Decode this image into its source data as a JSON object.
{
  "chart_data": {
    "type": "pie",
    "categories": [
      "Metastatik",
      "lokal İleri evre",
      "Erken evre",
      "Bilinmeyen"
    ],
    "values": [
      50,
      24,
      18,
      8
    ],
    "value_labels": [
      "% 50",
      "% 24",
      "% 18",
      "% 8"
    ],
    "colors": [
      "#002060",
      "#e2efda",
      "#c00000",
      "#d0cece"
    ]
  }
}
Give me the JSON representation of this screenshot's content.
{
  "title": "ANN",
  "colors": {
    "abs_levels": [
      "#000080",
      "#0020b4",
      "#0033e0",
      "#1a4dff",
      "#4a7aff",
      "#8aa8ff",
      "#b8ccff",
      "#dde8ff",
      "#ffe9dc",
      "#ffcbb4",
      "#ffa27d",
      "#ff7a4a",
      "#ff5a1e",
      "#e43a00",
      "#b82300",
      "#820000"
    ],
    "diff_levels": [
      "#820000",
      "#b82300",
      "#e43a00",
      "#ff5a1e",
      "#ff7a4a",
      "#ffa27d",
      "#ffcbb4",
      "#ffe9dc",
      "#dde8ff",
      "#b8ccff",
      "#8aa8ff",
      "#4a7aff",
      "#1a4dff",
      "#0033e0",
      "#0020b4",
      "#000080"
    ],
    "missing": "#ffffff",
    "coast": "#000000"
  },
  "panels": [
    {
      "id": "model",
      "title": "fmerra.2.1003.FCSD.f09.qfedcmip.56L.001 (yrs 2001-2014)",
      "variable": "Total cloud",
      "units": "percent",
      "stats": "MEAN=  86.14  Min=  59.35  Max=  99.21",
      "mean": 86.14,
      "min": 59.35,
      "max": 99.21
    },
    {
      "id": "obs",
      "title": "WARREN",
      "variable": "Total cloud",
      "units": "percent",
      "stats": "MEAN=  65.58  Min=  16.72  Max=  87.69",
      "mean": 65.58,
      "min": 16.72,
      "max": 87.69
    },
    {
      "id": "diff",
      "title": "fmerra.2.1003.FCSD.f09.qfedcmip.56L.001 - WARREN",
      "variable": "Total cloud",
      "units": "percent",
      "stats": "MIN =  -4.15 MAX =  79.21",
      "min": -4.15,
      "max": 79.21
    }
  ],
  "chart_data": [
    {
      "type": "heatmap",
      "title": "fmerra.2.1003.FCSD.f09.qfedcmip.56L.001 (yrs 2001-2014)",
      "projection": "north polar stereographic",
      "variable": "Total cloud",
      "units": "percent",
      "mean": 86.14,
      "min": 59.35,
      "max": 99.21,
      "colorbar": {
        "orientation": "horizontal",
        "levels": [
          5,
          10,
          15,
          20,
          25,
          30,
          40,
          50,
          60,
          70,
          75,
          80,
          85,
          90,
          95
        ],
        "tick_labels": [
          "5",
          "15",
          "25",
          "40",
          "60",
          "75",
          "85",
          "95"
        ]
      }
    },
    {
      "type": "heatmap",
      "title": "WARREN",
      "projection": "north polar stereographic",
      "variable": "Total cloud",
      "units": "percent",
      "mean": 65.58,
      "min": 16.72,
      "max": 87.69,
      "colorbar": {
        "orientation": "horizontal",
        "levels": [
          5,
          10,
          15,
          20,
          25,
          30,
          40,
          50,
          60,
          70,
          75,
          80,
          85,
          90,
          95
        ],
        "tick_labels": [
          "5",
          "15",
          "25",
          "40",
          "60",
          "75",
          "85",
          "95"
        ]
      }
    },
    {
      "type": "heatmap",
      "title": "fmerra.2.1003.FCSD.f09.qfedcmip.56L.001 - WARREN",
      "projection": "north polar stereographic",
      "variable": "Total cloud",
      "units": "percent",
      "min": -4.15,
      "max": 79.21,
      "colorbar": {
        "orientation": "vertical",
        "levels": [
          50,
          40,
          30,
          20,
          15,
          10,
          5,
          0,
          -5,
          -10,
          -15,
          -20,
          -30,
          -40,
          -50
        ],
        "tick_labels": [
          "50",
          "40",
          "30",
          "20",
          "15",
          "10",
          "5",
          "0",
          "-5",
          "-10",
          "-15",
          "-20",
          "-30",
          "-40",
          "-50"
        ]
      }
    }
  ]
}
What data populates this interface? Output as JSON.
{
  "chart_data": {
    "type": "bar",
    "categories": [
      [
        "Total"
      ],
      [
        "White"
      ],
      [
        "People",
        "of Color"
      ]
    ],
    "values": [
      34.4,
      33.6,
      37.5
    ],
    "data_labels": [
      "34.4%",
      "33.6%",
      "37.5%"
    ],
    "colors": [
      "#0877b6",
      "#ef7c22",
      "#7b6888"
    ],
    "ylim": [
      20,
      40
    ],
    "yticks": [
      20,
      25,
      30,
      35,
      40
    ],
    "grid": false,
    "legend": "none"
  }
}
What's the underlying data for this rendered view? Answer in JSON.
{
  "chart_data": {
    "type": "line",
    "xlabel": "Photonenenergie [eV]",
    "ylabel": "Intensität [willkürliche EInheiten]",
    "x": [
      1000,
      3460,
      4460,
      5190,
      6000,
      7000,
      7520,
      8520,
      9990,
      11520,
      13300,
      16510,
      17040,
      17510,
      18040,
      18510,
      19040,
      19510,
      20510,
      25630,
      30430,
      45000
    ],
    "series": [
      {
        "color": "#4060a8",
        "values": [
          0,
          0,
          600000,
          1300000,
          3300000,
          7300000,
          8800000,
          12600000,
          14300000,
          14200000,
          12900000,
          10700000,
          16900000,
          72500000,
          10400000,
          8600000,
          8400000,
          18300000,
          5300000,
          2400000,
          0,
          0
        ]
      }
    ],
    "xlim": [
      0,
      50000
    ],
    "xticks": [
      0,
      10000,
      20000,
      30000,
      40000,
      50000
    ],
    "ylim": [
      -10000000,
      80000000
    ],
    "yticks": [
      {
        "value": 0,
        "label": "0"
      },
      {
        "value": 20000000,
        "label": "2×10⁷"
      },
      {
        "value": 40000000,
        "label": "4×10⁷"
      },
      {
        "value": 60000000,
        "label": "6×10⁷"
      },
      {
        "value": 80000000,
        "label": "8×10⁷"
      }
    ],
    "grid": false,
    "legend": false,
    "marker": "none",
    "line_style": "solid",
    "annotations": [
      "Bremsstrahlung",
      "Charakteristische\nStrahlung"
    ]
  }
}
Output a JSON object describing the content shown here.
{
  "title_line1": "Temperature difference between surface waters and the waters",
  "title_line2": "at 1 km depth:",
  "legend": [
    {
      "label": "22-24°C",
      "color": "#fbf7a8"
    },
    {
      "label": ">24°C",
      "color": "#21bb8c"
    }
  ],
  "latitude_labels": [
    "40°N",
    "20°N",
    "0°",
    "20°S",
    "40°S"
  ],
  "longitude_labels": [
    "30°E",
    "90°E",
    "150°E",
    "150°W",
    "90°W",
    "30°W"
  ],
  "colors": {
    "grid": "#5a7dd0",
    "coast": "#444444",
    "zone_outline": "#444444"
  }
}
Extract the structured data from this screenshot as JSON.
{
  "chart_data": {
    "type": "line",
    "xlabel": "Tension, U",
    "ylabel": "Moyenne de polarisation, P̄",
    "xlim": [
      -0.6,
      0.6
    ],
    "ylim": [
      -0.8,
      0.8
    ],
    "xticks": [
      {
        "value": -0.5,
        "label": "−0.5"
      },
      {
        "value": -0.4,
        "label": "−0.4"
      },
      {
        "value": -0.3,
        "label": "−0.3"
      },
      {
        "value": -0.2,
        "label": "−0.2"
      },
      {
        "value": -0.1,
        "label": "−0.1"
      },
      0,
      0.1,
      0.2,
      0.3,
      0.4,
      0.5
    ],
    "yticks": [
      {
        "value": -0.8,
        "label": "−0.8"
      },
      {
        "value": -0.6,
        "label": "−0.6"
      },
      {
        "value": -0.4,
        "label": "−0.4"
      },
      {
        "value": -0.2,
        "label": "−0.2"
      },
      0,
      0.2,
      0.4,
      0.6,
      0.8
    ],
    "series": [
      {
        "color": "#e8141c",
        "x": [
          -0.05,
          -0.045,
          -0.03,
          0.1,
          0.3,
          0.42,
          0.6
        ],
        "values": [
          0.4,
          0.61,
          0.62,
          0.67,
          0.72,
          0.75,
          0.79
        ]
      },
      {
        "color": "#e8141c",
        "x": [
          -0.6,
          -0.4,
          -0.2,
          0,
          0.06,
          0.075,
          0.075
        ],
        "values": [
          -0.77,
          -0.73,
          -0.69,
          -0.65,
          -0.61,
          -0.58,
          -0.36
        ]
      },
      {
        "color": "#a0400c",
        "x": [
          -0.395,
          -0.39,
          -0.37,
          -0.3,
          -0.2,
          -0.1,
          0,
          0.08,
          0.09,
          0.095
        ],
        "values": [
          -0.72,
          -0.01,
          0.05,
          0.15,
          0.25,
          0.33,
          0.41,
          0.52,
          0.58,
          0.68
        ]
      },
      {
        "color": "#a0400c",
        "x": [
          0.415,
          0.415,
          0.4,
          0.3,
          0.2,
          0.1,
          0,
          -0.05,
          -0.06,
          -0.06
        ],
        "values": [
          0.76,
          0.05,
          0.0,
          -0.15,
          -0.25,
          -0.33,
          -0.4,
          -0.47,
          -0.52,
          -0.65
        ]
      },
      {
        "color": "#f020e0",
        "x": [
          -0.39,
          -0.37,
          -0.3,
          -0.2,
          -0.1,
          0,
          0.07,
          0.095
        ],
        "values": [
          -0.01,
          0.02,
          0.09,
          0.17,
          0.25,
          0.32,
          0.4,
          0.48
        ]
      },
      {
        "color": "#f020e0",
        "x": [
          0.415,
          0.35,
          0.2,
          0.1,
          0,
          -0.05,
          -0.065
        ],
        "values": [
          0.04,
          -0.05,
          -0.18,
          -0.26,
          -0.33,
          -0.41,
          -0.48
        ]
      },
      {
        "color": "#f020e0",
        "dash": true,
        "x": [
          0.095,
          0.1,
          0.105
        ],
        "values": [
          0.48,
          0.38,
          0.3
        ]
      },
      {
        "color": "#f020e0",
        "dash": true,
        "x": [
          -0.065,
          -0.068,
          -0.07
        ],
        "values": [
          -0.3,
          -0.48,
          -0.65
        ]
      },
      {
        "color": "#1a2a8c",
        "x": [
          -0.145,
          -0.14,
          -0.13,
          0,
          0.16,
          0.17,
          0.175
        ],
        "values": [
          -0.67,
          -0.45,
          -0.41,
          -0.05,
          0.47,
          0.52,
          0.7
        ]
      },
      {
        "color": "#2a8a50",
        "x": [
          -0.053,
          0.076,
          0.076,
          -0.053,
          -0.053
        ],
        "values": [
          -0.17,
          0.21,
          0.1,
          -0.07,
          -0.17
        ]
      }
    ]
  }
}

· · · · · · ·

Task to complete: Pull out all lines from the entries above that include the word "Output".

Task answer:
What data populates this interface? Output as JSON.
Output a JSON object describing the content shown here.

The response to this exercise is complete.